Given task –
Check every line below for the word "view" and copy the ones that have it.

Raw records –
⁂

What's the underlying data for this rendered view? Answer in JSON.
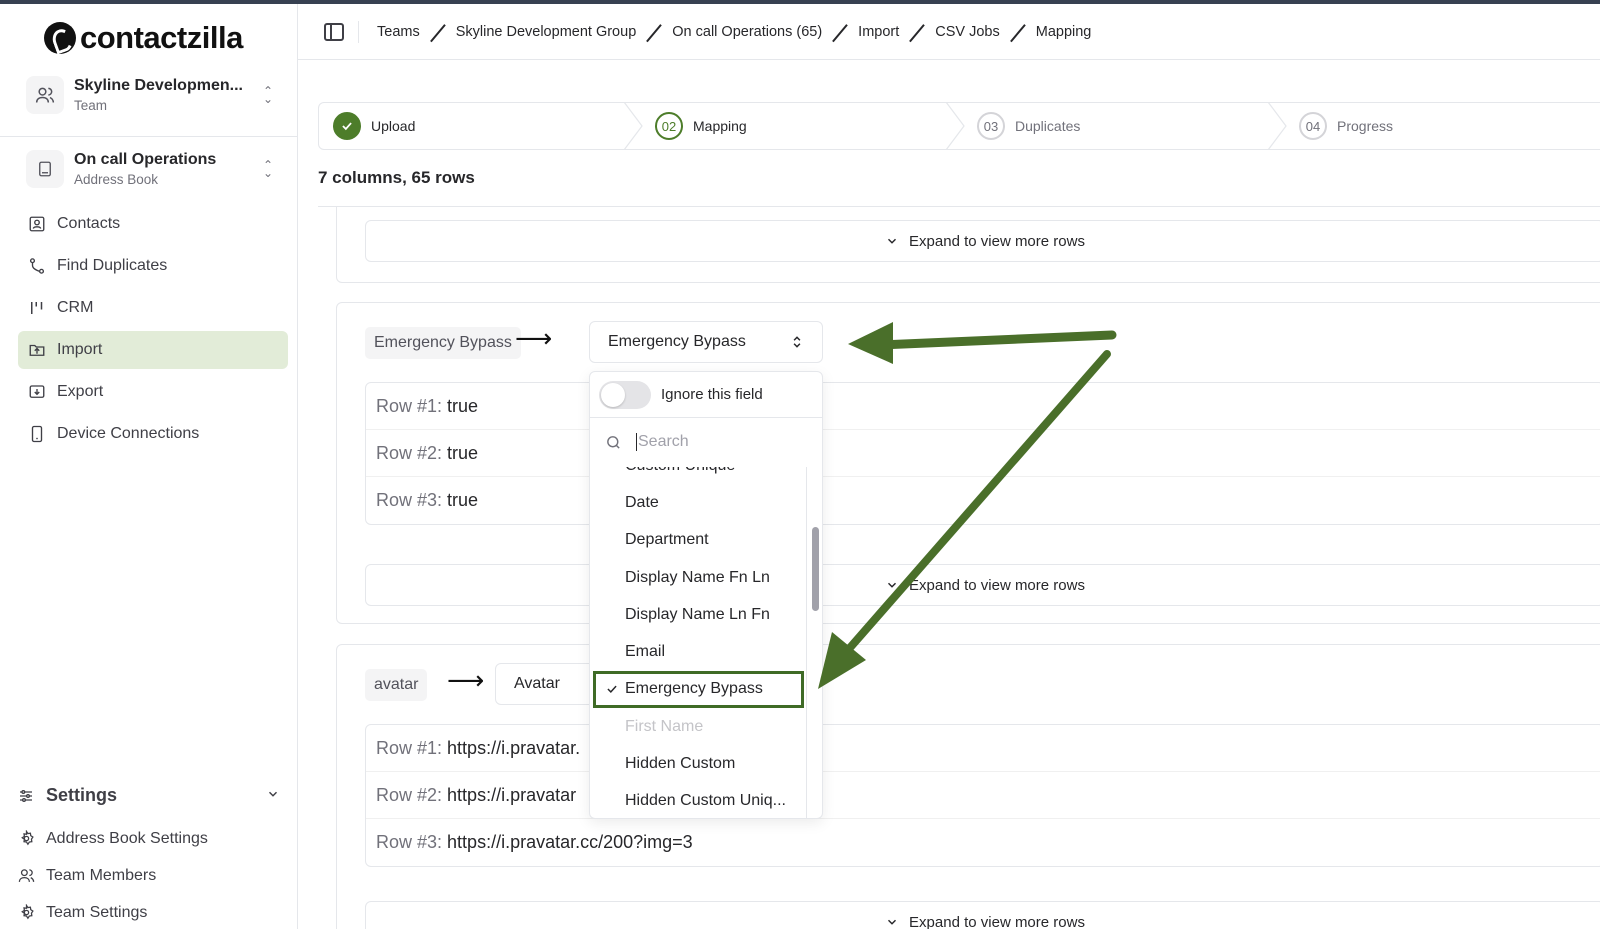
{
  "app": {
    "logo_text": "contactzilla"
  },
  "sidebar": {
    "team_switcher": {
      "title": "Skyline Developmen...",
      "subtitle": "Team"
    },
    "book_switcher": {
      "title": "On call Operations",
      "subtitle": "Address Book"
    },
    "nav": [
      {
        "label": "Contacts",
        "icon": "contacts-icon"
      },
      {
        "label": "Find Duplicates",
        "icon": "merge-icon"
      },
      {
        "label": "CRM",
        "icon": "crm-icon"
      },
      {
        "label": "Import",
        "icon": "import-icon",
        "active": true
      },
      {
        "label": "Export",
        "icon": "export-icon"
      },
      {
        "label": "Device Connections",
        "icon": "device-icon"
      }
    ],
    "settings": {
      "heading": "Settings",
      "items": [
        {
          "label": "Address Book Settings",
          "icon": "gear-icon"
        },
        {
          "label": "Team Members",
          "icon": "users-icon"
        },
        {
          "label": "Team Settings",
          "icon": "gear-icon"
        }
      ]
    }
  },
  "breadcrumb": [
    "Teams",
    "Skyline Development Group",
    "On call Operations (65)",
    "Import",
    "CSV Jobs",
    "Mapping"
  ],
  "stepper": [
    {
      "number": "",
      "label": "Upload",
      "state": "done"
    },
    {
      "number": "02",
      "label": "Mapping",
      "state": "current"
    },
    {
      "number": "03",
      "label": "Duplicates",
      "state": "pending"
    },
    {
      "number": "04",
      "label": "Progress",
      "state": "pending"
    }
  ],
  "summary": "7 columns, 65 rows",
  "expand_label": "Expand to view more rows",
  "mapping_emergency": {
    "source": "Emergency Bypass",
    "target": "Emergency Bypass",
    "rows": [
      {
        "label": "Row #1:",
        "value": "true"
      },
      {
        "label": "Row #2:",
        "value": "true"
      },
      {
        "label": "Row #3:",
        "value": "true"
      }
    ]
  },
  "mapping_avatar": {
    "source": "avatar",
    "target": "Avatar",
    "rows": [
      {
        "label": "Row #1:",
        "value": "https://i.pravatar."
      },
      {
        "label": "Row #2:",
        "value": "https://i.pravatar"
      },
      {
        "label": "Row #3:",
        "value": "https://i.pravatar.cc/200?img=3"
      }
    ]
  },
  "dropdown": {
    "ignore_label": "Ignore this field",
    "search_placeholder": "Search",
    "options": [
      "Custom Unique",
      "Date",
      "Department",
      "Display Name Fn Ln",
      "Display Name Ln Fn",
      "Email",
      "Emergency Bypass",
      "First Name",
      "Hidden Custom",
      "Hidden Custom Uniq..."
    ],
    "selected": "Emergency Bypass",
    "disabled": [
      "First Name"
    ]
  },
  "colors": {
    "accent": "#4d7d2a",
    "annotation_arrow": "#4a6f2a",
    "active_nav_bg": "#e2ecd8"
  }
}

⁂

Answer in full –
What's the underlying data for this rendered view? Answer in JSON.
  "expand_label": "Expand to view more rows",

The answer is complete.